## DOCUMENT EXTRACT
__________
Resource Exhaustion Tools

I’m trying to test a normal Windows desktop GUI app, and want to see how it performs in CPU-starved/low memory/low disk space conditions. I’ve been looking around for test tools which will eat all the CPU or memory at the press of a button, or fill your disk up in a nicely reversible way, but I can’t find any. It would be nice if it also allowed you to easily simulate a network disconnect, either from all machines or a defined subset. All the “QA software” I can find seems to be entire testing frameworks, or is for web app load testing.

Does anyone know of utilities which do roughly what I want? I would hope that many QA departments test their software in such conditions, and so other people will have encountered this problem before me…

16 thoughts on “Resource Exhaustion Tools

  1. IIRC Visual Studio 6 used to come with a tool that did this. You could tell it how much memory and other resources to use up. Didn’t do network disconnects.
    Visual Studio .NET doesn’t seem to include it, might be part of the Windows SDK which is a free download from MSDN.
__________
## PROVIDED MATERIAL
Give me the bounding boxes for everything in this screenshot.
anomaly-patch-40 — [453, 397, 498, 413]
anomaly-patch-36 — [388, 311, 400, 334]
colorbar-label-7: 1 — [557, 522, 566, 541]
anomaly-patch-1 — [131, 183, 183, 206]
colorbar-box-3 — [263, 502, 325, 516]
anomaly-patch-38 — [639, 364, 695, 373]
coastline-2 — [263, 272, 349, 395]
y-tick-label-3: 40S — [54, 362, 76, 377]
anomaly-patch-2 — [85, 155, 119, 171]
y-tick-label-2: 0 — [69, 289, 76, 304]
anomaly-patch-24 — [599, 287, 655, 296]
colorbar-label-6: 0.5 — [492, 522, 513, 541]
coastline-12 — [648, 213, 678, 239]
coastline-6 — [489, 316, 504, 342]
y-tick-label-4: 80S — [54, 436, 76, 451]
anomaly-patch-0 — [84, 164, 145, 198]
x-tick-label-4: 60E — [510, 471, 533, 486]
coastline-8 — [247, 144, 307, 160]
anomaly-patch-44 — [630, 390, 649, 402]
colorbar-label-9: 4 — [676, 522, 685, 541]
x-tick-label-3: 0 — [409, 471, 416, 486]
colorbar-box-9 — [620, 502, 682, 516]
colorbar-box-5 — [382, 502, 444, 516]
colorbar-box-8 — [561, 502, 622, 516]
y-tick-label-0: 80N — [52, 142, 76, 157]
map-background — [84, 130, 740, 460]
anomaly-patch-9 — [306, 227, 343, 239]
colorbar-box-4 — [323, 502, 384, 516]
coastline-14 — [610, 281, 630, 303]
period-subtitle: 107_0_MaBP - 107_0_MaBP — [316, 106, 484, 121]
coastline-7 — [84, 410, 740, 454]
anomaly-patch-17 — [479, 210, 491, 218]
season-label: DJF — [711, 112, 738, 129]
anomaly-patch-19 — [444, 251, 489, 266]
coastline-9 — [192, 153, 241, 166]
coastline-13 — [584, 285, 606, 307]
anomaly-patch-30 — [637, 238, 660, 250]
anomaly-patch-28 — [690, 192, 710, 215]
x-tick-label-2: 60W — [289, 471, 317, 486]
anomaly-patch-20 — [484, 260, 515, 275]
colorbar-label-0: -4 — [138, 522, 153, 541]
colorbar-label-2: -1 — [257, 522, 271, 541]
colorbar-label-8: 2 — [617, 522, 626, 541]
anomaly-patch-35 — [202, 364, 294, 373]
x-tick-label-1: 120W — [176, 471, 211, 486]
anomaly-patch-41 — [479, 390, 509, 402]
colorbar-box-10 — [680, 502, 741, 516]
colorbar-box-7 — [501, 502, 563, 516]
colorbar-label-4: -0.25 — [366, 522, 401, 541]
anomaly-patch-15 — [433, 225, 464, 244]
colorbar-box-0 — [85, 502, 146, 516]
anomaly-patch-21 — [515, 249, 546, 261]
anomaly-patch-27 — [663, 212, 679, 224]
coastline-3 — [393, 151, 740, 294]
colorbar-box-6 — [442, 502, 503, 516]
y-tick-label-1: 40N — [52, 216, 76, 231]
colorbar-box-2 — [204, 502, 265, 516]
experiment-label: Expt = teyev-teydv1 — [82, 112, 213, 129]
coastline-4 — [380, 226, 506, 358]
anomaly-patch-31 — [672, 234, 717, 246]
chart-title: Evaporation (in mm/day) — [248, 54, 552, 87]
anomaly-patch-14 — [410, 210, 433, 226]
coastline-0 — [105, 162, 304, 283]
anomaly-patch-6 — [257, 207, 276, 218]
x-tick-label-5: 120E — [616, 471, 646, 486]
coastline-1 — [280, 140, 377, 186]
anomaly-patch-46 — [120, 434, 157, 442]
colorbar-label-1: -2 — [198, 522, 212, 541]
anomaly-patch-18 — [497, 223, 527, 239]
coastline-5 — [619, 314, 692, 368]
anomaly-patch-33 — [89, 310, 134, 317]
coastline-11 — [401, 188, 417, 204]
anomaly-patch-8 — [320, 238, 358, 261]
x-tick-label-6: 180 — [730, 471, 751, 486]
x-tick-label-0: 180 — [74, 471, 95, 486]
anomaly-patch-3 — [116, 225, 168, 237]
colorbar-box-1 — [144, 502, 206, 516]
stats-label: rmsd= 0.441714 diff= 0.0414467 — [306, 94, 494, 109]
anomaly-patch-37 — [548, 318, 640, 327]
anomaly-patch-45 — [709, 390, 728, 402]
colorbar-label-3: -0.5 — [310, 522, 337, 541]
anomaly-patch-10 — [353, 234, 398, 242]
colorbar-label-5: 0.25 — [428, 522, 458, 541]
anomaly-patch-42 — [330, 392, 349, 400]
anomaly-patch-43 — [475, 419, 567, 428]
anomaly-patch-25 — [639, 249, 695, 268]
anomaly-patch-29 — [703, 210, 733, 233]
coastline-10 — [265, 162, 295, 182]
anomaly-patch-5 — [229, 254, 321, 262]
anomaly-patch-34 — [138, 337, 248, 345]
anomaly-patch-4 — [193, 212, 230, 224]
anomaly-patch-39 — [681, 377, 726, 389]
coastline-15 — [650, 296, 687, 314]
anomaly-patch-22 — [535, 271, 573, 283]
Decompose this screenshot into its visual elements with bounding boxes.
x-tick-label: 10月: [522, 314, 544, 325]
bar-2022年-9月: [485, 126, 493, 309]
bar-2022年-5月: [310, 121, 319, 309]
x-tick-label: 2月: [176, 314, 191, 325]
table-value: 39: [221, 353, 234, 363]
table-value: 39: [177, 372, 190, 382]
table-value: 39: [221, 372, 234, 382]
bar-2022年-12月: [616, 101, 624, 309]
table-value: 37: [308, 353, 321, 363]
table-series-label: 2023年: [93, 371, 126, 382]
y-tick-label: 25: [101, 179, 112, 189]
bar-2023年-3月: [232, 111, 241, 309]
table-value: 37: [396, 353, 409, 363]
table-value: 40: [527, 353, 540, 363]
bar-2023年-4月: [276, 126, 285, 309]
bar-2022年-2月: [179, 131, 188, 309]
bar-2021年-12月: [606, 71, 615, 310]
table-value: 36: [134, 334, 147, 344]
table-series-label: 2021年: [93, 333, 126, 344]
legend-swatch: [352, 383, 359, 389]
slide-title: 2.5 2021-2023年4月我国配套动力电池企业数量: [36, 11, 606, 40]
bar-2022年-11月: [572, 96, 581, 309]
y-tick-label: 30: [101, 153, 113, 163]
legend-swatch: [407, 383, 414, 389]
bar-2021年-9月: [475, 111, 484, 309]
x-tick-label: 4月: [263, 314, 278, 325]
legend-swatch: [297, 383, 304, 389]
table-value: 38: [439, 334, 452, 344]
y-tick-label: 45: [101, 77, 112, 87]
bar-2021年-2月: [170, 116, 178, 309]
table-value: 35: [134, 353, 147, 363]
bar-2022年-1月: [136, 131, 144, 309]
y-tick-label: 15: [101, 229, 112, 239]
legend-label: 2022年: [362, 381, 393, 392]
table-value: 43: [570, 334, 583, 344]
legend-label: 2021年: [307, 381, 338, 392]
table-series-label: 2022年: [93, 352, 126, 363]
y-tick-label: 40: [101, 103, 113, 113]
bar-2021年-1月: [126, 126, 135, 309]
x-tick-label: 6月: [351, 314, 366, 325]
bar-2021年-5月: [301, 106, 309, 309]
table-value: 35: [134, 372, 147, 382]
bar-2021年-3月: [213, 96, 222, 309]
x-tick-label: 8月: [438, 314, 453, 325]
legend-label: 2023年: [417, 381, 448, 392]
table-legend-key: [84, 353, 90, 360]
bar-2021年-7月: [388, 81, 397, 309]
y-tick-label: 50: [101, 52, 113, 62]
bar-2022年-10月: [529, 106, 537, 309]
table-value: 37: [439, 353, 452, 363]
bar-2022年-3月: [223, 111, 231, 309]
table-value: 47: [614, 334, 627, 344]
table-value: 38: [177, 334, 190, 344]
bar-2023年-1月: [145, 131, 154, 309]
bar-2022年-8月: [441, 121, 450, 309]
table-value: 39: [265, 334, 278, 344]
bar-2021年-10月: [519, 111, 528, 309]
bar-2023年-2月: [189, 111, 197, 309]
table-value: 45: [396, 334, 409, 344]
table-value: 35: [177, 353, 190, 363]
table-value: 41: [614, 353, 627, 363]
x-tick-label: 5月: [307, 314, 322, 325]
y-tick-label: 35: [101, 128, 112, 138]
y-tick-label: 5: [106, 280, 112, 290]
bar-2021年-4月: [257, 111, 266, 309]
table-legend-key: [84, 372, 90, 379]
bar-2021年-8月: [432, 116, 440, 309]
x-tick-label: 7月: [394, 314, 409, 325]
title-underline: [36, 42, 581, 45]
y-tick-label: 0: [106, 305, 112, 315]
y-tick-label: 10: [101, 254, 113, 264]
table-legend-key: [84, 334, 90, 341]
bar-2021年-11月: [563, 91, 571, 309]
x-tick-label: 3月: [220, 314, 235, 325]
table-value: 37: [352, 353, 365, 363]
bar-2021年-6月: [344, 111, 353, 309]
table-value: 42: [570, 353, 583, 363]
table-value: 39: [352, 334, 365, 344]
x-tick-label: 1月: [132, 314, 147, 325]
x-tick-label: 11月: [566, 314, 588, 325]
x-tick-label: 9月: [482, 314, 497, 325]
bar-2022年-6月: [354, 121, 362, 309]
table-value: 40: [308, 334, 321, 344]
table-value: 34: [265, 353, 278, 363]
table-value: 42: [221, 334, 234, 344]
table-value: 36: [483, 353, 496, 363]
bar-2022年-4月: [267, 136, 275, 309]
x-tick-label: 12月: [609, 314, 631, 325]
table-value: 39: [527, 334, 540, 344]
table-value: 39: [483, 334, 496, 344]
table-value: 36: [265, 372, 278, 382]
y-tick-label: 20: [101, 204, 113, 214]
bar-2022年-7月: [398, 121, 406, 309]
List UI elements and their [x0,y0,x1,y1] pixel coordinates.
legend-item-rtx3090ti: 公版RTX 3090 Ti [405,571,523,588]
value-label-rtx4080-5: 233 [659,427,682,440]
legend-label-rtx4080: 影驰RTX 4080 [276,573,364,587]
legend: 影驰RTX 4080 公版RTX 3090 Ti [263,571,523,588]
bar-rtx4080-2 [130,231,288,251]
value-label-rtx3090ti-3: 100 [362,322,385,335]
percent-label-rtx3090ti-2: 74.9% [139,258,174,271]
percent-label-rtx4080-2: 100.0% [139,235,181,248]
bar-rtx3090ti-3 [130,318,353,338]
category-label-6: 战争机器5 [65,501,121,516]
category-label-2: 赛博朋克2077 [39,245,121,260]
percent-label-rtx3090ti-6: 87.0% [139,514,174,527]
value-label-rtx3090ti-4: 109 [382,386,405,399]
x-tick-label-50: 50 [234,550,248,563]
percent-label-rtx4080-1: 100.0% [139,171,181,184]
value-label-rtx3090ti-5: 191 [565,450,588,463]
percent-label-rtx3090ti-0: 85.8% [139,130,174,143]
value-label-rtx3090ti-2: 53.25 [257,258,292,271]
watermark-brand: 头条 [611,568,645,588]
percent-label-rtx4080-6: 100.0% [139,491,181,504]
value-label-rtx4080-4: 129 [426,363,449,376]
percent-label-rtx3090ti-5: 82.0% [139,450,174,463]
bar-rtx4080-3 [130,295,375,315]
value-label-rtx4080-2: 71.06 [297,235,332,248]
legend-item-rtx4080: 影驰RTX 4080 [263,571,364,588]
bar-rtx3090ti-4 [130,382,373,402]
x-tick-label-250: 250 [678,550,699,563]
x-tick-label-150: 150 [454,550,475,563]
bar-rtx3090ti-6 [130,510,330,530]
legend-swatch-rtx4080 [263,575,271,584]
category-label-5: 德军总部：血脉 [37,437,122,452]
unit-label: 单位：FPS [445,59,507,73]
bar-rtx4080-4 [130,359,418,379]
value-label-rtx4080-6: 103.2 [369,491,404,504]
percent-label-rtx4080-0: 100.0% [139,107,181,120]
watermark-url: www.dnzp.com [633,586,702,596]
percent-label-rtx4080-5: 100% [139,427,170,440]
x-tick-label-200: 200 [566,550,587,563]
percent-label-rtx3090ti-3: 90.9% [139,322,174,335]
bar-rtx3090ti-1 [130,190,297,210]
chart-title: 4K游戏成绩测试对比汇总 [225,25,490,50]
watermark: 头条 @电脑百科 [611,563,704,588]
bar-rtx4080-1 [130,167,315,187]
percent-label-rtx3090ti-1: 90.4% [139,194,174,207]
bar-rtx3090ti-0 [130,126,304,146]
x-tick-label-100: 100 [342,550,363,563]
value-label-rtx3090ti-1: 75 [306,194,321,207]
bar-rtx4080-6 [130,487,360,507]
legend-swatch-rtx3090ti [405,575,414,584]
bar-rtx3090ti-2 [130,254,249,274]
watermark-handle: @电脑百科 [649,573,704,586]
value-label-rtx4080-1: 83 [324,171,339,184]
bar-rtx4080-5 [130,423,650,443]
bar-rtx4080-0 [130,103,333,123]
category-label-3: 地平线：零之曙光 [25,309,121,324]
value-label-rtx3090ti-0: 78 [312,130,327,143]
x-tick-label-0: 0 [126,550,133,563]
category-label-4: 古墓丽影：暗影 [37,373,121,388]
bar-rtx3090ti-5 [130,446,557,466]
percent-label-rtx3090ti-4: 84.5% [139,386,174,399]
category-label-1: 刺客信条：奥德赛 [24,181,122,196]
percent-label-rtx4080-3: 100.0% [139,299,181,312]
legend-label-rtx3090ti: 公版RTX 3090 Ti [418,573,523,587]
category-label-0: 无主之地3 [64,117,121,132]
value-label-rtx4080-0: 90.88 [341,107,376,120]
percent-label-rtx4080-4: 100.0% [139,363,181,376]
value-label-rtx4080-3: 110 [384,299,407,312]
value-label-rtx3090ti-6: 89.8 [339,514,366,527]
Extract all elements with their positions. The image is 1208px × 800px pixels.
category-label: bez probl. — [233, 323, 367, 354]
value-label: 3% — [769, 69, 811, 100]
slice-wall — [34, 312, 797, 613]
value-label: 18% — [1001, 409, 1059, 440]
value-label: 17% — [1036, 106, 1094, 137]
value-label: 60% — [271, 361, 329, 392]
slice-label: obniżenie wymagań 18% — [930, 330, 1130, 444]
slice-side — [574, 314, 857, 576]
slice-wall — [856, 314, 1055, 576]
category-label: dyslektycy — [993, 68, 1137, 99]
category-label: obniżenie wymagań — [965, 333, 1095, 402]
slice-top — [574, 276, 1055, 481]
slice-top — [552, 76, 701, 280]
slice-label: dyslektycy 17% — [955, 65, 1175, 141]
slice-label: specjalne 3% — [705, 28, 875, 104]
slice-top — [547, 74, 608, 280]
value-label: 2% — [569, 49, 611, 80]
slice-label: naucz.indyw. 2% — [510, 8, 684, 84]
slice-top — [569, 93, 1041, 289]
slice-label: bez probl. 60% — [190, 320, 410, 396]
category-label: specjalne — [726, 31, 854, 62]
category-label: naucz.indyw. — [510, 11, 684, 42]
__________
## WHAT TO PRODUCE
Translate this sentence from the post on resource exhaustion tools into Spanish: "You could tell it how much memory and other resources to use up." These rows were taken from a different source than the text.

## RESULT OF THE TASK
Se le podía indicar cuánta memoria y otros recursos debía consumir.